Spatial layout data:
⟨

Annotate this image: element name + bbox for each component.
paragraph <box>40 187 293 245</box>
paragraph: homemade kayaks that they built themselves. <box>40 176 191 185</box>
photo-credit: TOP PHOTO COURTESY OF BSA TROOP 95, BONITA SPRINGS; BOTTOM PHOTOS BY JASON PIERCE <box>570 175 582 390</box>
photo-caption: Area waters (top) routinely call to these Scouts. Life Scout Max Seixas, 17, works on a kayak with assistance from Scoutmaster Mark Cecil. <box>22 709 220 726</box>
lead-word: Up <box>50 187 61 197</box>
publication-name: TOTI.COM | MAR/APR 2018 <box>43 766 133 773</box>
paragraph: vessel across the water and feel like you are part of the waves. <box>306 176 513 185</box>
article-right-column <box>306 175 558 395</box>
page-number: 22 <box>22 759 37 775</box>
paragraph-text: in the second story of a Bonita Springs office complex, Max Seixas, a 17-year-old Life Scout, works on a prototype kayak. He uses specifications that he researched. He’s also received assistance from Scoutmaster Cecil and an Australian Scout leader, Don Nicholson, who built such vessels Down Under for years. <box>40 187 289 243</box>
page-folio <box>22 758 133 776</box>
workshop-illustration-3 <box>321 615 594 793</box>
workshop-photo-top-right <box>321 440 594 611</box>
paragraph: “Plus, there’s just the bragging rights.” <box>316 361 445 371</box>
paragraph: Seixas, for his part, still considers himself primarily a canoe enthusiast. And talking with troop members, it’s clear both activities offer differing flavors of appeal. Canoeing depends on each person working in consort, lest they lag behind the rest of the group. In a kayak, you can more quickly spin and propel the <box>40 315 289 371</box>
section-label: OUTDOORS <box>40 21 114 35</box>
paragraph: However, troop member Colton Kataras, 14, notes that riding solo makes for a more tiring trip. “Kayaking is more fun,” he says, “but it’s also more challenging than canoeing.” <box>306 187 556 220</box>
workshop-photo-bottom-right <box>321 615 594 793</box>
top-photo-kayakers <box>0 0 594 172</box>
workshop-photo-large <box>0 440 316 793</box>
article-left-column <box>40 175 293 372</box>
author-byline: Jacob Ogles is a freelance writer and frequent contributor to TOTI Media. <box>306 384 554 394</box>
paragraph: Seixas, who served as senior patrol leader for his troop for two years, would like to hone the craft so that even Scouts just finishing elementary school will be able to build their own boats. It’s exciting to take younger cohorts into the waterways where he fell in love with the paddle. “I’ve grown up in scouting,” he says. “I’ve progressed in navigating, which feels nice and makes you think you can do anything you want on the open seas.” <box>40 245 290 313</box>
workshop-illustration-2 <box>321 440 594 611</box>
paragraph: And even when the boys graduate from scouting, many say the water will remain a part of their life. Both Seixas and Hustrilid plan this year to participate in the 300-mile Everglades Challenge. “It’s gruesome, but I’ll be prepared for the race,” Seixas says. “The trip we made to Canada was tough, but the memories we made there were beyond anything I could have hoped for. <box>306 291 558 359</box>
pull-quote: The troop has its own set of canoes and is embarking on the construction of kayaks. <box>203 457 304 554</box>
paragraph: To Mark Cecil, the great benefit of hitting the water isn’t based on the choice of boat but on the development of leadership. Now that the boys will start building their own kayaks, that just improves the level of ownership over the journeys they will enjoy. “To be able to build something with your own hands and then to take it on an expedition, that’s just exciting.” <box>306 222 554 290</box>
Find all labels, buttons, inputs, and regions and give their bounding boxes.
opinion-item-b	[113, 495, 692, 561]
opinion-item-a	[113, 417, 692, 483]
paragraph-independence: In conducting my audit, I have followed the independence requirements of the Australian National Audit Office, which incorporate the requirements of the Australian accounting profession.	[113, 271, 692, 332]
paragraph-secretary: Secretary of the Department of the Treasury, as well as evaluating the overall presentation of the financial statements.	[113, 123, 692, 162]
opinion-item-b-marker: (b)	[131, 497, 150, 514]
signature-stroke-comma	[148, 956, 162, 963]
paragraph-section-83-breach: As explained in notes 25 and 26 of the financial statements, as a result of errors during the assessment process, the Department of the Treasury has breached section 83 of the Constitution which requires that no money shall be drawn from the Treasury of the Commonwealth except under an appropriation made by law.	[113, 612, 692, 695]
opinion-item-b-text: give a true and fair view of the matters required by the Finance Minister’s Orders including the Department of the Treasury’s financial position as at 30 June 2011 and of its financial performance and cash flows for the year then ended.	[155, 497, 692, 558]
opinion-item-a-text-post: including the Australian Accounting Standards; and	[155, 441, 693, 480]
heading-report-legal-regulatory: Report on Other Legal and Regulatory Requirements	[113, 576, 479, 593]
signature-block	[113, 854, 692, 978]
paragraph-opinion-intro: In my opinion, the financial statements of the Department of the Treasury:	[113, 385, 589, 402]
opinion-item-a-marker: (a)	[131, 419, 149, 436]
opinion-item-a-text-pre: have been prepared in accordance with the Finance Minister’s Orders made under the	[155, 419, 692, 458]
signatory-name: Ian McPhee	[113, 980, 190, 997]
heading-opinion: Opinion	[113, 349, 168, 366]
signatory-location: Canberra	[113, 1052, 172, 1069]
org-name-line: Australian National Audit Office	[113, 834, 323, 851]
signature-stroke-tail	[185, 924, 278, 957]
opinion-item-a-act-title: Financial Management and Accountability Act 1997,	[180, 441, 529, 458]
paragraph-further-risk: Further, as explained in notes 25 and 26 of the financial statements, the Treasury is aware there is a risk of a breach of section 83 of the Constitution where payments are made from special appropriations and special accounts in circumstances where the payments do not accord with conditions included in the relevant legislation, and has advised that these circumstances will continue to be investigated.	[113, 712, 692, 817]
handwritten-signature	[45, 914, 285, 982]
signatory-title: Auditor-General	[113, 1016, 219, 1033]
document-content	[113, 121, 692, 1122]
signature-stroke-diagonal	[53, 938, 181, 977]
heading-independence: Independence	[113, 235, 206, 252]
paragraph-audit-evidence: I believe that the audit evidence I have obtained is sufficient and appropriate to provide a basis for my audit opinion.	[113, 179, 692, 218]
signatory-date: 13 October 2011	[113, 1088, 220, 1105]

⟩

Stated goal: Convert every line of the material into a JSON list of strings, with one string per line and blank lines omitted.

Exercise response:
[
  "Annotate this image: element name + bbox for each component.",
  "paragraph <box>40 187 293 245</box>",
  "paragraph: homemade kayaks that they built themselves. <box>40 176 191 185</box>",
  "photo-credit: TOP PHOTO COURTESY OF BSA TROOP 95, BONITA SPRINGS; BOTTOM PHOTOS BY JASON PIERCE <box>570 175 582 390</box>",
  "photo-caption: Area waters (top) routinely call to these Scouts. Life Scout Max Seixas, 17, works on a kayak with assistance from Scoutmaster Mark Cecil. <box>22 709 220 726</box>",
  "lead-word: Up <box>50 187 61 197</box>",
  "publication-name: TOTI.COM | MAR/APR 2018 <box>43 766 133 773</box>",
  "paragraph: vessel across the water and feel like you are part of the waves. <box>306 176 513 185</box>",
  "article-right-column <box>306 175 558 395</box>",
  "page-number: 22 <box>22 759 37 775</box>",
  "paragraph-text: in the second story of a Bonita Springs office complex, Max Seixas, a 17-year-old Life Scout, works on a prototype kayak. He uses specifications that he researched. He’s also received assistance from Scoutmaster Cecil and an Australian Scout leader, Don Nicholson, who built such vessels Down Under for years. <box>40 187 289 243</box>",
  "page-folio <box>22 758 133 776</box>",
  "workshop-illustration-3 <box>321 615 594 793</box>",
  "workshop-photo-top-right <box>321 440 594 611</box>",
  "paragraph: “Plus, there’s just the bragging rights.” <box>316 361 445 371</box>",
  "paragraph: Seixas, for his part, still considers himself primarily a canoe enthusiast. And talking with troop members, it’s clear both activities offer differing flavors of appeal. Canoeing depends on each person working in consort, lest they lag behind the rest of the group. In a kayak, you can more quickly spin and propel the <box>40 315 289 371</box>",
  "section-label: OUTDOORS <box>40 21 114 35</box>",
  "paragraph: However, troop member Colton Kataras, 14, notes that riding solo makes for a more tiring trip. “Kayaking is more fun,” he says, “but it’s also more challenging than canoeing.” <box>306 187 556 220</box>",
  "workshop-photo-bottom-right <box>321 615 594 793</box>",
  "top-photo-kayakers <box>0 0 594 172</box>",
  "workshop-photo-large <box>0 440 316 793</box>",
  "article-left-column <box>40 175 293 372</box>",
  "author-byline: Jacob Ogles is a freelance writer and frequent contributor to TOTI Media. <box>306 384 554 394</box>",
  "paragraph: Seixas, who served as senior patrol leader for his troop for two years, would like to hone the craft so that even Scouts just finishing elementary school will be able to build their own boats. It’s exciting to take younger cohorts into the waterways where he fell in love with the paddle. “I’ve grown up in scouting,” he says. “I’ve progressed in navigating, which feels nice and makes you think you can do anything you want on the open seas.” <box>40 245 290 313</box>",
  "workshop-illustration-2 <box>321 440 594 611</box>",
  "paragraph: And even when the boys graduate from scouting, many say the water will remain a part of their life. Both Seixas and Hustrilid plan this year to participate in the 300-mile Everglades Challenge. “It’s gruesome, but I’ll be prepared for the race,” Seixas says. “The trip we made to Canada was tough, but the memories we made there were beyond anything I could have hoped for. <box>306 291 558 359</box>",
  "pull-quote: The troop has its own set of canoes and is embarking on the construction of kayaks. <box>203 457 304 554</box>",
  "paragraph: To Mark Cecil, the great benefit of hitting the water isn’t based on the choice of boat but on the development of leadership. Now that the boys will start building their own kayaks, that just improves the level of ownership over the journeys they will enjoy. “To be able to build something with your own hands and then to take it on an expedition, that’s just exciting.” <box>306 222 554 290</box>",
  "Find all labels, buttons, inputs, and regions and give their bounding boxes.",
  "opinion-item-b\t[113, 495, 692, 561]",
  "opinion-item-a\t[113, 417, 692, 483]",
  "paragraph-independence: In conducting my audit, I have followed the independence requirements of the Australian National Audit Office, which incorporate the requirements of the Australian accounting profession.\t[113, 271, 692, 332]",
  "paragraph-secretary: Secretary of the Department of the Treasury, as well as evaluating the overall presentation of the financial statements.\t[113, 123, 692, 162]",
  "opinion-item-b-marker: (b)\t[131, 497, 150, 514]",
  "signature-stroke-comma\t[148, 956, 162, 963]",
  "paragraph-section-83-breach: As explained in notes 25 and 26 of the financial statements, as a result of errors during the assessment process, the Department of the Treasury has breached section 83 of the Constitution which requires that no money shall be drawn from the Treasury of the Commonwealth except under an appropriation made by law.\t[113, 612, 692, 695]",
  "opinion-item-b-text: give a true and fair view of the matters required by the Finance Minister’s Orders including the Department of the Treasury’s financial position as at 30 June 2011 and of its financial performance and cash flows for the year then ended.\t[155, 497, 692, 558]",
  "opinion-item-a-text-post: including the Australian Accounting Standards; and\t[155, 441, 693, 480]",
  "heading-report-legal-regulatory: Report on Other Legal and Regulatory Requirements\t[113, 576, 479, 593]",
  "signature-block\t[113, 854, 692, 978]",
  "paragraph-opinion-intro: In my opinion, the financial statements of the Department of the Treasury:\t[113, 385, 589, 402]",
  "opinion-item-a-marker: (a)\t[131, 419, 149, 436]",
  "opinion-item-a-text-pre: have been prepared in accordance with the Finance Minister’s Orders made under the\t[155, 419, 692, 458]",
  "signatory-name: Ian McPhee\t[113, 980, 190, 997]",
  "heading-opinion: Opinion\t[113, 349, 168, 366]",
  "signatory-location: Canberra\t[113, 1052, 172, 1069]",
  "org-name-line: Australian National Audit Office\t[113, 834, 323, 851]",
  "signature-stroke-tail\t[185, 924, 278, 957]",
  "opinion-item-a-act-title: Financial Management and Accountability Act 1997,\t[180, 441, 529, 458]",
  "paragraph-further-risk: Further, as explained in notes 25 and 26 of the financial statements, the Treasury is aware there is a risk of a breach of section 83 of the Constitution where payments are made from special appropriations and special accounts in circumstances where the payments do not accord with conditions included in the relevant legislation, and has advised that these circumstances will continue to be investigated.\t[113, 712, 692, 817]",
  "handwritten-signature\t[45, 914, 285, 982]",
  "signatory-title: Auditor-General\t[113, 1016, 219, 1033]",
  "document-content\t[113, 121, 692, 1122]",
  "signature-stroke-diagonal\t[53, 938, 181, 977]",
  "heading-independence: Independence\t[113, 235, 206, 252]",
  "paragraph-audit-evidence: I believe that the audit evidence I have obtained is sufficient and appropriate to provide a basis for my audit opinion.\t[113, 179, 692, 218]",
  "signatory-date: 13 October 2011\t[113, 1088, 220, 1105]"
]